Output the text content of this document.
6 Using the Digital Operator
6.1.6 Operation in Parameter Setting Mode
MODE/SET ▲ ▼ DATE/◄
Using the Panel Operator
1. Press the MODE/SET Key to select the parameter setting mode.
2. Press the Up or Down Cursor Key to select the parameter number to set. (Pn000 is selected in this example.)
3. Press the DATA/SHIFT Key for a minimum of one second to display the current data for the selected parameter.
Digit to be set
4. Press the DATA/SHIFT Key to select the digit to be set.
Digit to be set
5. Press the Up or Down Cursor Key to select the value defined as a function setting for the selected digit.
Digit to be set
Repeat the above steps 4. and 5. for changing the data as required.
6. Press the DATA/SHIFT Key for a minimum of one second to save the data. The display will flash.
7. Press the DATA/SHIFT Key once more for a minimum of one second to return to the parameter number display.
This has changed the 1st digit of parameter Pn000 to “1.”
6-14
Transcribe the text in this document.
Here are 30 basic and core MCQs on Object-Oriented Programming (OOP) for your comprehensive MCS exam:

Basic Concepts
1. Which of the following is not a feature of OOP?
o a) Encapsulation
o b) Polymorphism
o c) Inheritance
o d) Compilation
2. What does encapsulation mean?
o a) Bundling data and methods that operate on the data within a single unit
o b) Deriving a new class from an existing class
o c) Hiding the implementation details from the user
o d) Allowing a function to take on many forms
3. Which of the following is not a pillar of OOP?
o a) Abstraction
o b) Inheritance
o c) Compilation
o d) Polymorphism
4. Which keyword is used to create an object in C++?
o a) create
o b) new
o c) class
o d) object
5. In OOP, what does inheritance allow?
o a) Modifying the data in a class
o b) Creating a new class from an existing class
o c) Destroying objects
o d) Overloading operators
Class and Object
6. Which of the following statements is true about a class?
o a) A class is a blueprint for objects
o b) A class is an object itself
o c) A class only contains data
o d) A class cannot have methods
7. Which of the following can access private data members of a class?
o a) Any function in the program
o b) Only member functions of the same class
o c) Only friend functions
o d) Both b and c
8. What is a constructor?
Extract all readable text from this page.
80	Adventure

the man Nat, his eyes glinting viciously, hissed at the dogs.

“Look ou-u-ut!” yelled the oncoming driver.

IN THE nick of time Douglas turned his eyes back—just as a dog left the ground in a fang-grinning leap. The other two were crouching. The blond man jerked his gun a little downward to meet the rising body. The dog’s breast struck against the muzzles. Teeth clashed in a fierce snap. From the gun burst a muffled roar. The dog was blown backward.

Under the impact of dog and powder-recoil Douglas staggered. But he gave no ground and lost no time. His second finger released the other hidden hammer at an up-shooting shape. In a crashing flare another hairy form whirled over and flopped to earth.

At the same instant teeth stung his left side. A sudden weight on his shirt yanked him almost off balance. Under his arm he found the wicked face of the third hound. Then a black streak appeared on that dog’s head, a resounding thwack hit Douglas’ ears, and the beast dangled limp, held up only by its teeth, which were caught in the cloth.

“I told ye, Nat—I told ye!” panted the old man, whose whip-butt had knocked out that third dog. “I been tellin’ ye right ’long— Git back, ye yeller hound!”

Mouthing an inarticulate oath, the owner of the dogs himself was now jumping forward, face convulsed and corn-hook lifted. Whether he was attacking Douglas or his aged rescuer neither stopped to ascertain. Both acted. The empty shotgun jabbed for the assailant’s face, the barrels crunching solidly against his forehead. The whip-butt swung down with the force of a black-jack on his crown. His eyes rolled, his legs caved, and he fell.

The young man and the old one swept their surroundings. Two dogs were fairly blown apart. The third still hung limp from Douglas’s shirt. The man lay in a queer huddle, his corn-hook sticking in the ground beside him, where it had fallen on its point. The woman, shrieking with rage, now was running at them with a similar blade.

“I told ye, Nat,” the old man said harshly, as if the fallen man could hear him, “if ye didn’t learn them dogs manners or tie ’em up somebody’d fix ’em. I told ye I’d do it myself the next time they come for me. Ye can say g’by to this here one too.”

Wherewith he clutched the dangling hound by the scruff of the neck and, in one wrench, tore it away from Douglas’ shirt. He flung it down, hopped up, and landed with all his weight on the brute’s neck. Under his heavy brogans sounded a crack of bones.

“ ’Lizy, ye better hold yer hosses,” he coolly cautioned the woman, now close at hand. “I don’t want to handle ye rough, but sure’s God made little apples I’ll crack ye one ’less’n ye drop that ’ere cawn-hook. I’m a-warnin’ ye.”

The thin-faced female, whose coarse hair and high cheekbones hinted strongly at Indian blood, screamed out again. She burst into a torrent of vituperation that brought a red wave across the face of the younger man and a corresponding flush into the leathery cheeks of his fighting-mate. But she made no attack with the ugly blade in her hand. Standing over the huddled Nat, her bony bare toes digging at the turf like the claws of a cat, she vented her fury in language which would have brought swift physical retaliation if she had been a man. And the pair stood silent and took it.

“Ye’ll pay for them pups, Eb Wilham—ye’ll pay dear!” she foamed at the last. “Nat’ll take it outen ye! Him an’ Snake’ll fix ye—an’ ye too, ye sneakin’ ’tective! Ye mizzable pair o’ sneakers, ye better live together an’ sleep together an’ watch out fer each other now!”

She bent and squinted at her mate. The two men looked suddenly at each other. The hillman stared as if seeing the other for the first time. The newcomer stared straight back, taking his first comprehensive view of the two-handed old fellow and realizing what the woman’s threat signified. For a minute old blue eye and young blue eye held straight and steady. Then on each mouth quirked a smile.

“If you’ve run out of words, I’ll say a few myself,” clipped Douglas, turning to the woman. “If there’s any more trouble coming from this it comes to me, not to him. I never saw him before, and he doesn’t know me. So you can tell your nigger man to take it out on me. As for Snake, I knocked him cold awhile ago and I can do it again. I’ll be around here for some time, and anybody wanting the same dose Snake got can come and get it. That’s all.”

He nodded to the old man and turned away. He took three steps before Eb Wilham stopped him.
----------
▸ **INSTRUCTION**: Return the lines above exactly, keeping every word.

▸ **SOLUTION BELOW**:
Output the text content of this document.
6 Using the Digital Operator
6.1.6 Operation in Parameter Setting Mode
MODE/SET ▲ ▼ DATE/◄
Using the Panel Operator
1. Press the MODE/SET Key to select the parameter setting mode.
2. Press the Up or Down Cursor Key to select the parameter number to set. (Pn000 is selected in this example.)
3. Press the DATA/SHIFT Key for a minimum of one second to display the current data for the selected parameter.
Digit to be set
4. Press the DATA/SHIFT Key to select the digit to be set.
Digit to be set
5. Press the Up or Down Cursor Key to select the value defined as a function setting for the selected digit.
Digit to be set
Repeat the above steps 4. and 5. for changing the data as required.
6. Press the DATA/SHIFT Key for a minimum of one second to save the data. The display will flash.
7. Press the DATA/SHIFT Key once more for a minimum of one second to return to the parameter number display.
This has changed the 1st digit of parameter Pn000 to “1.”
6-14
Transcribe the text in this document.
Here are 30 basic and core MCQs on Object-Oriented Programming (OOP) for your comprehensive MCS exam:

Basic Concepts
1. Which of the following is not a feature of OOP?
o a) Encapsulation
o b) Polymorphism
o c) Inheritance
o d) Compilation
2. What does encapsulation mean?
o a) Bundling data and methods that operate on the data within a single unit
o b) Deriving a new class from an existing class
o c) Hiding the implementation details from the user
o d) Allowing a function to take on many forms
3. Which of the following is not a pillar of OOP?
o a) Abstraction
o b) Inheritance
o c) Compilation
o d) Polymorphism
4. Which keyword is used to create an object in C++?
o a) create
o b) new
o c) class
o d) object
5. In OOP, what does inheritance allow?
o a) Modifying the data in a class
o b) Creating a new class from an existing class
o c) Destroying objects
o d) Overloading operators
Class and Object
6. Which of the following statements is true about a class?
o a) A class is a blueprint for objects
o b) A class is an object itself
o c) A class only contains data
o d) A class cannot have methods
7. Which of the following can access private data members of a class?
o a) Any function in the program
o b) Only member functions of the same class
o c) Only friend functions
o d) Both b and c
8. What is a constructor?
Extract all readable text from this page.
80	Adventure

the man Nat, his eyes glinting viciously, hissed at the dogs.

“Look ou-u-ut!” yelled the oncoming driver.

IN THE nick of time Douglas turned his eyes back—just as a dog left the ground in a fang-grinning leap. The other two were crouching. The blond man jerked his gun a little downward to meet the rising body. The dog’s breast struck against the muzzles. Teeth clashed in a fierce snap. From the gun burst a muffled roar. The dog was blown backward.

Under the impact of dog and powder-recoil Douglas staggered. But he gave no ground and lost no time. His second finger released the other hidden hammer at an up-shooting shape. In a crashing flare another hairy form whirled over and flopped to earth.

At the same instant teeth stung his left side. A sudden weight on his shirt yanked him almost off balance. Under his arm he found the wicked face of the third hound. Then a black streak appeared on that dog’s head, a resounding thwack hit Douglas’ ears, and the beast dangled limp, held up only by its teeth, which were caught in the cloth.

“I told ye, Nat—I told ye!” panted the old man, whose whip-butt had knocked out that third dog. “I been tellin’ ye right ’long— Git back, ye yeller hound!”

Mouthing an inarticulate oath, the owner of the dogs himself was now jumping forward, face convulsed and corn-hook lifted. Whether he was attacking Douglas or his aged rescuer neither stopped to ascertain. Both acted. The empty shotgun jabbed for the assailant’s face, the barrels crunching solidly against his forehead. The whip-butt swung down with the force of a black-jack on his crown. His eyes rolled, his legs caved, and he fell.

The young man and the old one swept their surroundings. Two dogs were fairly blown apart. The third still hung limp from Douglas’s shirt. The man lay in a queer huddle, his corn-hook sticking in the ground beside him, where it had fallen on its point. The woman, shrieking with rage, now was running at them with a similar blade.

“I told ye, Nat,” the old man said harshly, as if the fallen man could hear him, “if ye didn’t learn them dogs manners or tie ’em up somebody’d fix ’em. I told ye I’d do it myself the next time they come for me. Ye can say g’by to this here one too.”

Wherewith he clutched the dangling hound by the scruff of the neck and, in one wrench, tore it away from Douglas’ shirt. He flung it down, hopped up, and landed with all his weight on the brute’s neck. Under his heavy brogans sounded a crack of bones.

“ ’Lizy, ye better hold yer hosses,” he coolly cautioned the woman, now close at hand. “I don’t want to handle ye rough, but sure’s God made little apples I’ll crack ye one ’less’n ye drop that ’ere cawn-hook. I’m a-warnin’ ye.”

The thin-faced female, whose coarse hair and high cheekbones hinted strongly at Indian blood, screamed out again. She burst into a torrent of vituperation that brought a red wave across the face of the younger man and a corresponding flush into the leathery cheeks of his fighting-mate. But she made no attack with the ugly blade in her hand. Standing over the huddled Nat, her bony bare toes digging at the turf like the claws of a cat, she vented her fury in language which would have brought swift physical retaliation if she had been a man. And the pair stood silent and took it.

“Ye’ll pay for them pups, Eb Wilham—ye’ll pay dear!” she foamed at the last. “Nat’ll take it outen ye! Him an’ Snake’ll fix ye—an’ ye too, ye sneakin’ ’tective! Ye mizzable pair o’ sneakers, ye better live together an’ sleep together an’ watch out fer each other now!”

She bent and squinted at her mate. The two men looked suddenly at each other. The hillman stared as if seeing the other for the first time. The newcomer stared straight back, taking his first comprehensive view of the two-handed old fellow and realizing what the woman’s threat signified. For a minute old blue eye and young blue eye held straight and steady. Then on each mouth quirked a smile.

“If you’ve run out of words, I’ll say a few myself,” clipped Douglas, turning to the woman. “If there’s any more trouble coming from this it comes to me, not to him. I never saw him before, and he doesn’t know me. So you can tell your nigger man to take it out on me. As for Snake, I knocked him cold awhile ago and I can do it again. I’ll be around here for some time, and anybody wanting the same dose Snake got can come and get it. That’s all.”

He nodded to the old man and turned away. He took three steps before Eb Wilham stopped him.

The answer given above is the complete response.